(Figure dataset records)
————————
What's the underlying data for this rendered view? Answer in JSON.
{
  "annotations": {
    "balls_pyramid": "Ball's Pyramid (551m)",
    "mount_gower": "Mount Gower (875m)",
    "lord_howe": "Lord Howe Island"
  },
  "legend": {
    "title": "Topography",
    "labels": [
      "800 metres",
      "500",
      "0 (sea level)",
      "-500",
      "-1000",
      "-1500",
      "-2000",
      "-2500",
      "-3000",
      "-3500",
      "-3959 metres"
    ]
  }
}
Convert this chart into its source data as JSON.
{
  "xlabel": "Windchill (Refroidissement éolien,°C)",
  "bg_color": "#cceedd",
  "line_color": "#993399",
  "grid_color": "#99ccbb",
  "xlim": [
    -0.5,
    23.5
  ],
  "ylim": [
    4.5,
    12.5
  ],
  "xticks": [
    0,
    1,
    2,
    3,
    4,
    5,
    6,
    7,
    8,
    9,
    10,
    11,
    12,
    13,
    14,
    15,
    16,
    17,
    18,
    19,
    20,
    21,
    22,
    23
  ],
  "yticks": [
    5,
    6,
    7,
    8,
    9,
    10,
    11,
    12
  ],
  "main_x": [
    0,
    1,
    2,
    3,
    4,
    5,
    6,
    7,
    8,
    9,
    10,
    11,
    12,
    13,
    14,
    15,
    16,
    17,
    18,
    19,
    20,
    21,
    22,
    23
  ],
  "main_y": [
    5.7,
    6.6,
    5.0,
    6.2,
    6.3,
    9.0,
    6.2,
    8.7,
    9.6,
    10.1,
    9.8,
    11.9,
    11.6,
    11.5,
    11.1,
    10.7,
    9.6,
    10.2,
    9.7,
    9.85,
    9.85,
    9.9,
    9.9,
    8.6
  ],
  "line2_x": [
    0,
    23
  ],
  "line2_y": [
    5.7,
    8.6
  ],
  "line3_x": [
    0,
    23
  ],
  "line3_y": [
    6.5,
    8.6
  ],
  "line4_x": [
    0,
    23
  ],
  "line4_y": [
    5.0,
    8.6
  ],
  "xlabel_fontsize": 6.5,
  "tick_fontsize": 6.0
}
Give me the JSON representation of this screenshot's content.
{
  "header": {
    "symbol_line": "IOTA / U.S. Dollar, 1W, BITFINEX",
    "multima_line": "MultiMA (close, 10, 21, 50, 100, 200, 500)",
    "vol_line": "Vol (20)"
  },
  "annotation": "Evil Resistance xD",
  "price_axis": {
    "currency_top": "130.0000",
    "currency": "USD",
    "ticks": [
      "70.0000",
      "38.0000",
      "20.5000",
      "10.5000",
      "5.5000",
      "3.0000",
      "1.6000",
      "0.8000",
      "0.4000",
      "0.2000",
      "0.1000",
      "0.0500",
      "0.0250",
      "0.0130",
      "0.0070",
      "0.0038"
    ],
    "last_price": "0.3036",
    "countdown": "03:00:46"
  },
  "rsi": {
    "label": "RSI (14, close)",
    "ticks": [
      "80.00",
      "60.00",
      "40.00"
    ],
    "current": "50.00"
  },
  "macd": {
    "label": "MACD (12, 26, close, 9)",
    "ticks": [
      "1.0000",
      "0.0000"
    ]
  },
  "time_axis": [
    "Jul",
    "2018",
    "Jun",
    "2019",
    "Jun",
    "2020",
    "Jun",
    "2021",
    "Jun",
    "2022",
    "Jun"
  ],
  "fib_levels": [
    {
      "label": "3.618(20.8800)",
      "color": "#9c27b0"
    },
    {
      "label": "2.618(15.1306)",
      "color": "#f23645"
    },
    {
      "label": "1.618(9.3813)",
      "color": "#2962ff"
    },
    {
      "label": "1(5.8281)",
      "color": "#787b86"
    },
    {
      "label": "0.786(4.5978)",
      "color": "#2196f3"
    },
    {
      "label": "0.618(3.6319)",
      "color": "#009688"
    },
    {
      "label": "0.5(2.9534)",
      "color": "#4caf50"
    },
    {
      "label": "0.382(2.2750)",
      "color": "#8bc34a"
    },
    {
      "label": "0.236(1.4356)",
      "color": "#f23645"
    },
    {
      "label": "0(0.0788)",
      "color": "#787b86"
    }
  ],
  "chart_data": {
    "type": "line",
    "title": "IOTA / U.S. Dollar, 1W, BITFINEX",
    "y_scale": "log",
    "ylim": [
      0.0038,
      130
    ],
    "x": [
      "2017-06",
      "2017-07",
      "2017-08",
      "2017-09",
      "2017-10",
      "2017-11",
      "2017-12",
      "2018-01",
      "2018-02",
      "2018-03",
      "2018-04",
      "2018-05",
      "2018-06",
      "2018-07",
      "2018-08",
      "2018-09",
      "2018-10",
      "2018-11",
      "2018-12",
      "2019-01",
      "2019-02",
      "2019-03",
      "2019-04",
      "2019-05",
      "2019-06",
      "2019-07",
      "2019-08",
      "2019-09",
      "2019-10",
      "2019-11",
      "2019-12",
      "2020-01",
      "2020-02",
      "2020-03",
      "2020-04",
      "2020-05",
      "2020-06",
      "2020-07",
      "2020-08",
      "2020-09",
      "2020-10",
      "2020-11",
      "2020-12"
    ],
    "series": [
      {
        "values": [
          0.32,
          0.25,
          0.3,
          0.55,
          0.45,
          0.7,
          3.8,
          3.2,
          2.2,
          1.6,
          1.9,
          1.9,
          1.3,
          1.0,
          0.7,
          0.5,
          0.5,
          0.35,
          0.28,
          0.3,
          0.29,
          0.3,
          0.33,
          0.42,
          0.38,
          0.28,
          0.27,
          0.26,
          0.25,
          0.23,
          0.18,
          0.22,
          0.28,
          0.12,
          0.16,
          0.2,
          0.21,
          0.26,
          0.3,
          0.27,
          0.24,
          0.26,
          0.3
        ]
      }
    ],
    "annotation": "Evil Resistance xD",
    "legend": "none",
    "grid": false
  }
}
————————
Task prompt.
Search the records for the string "BITFINEX" and return every line in which it occurs.

Task answer.
    "symbol_line": "IOTA / U.S. Dollar, 1W, BITFINEX",
    "title": "IOTA / U.S. Dollar, 1W, BITFINEX",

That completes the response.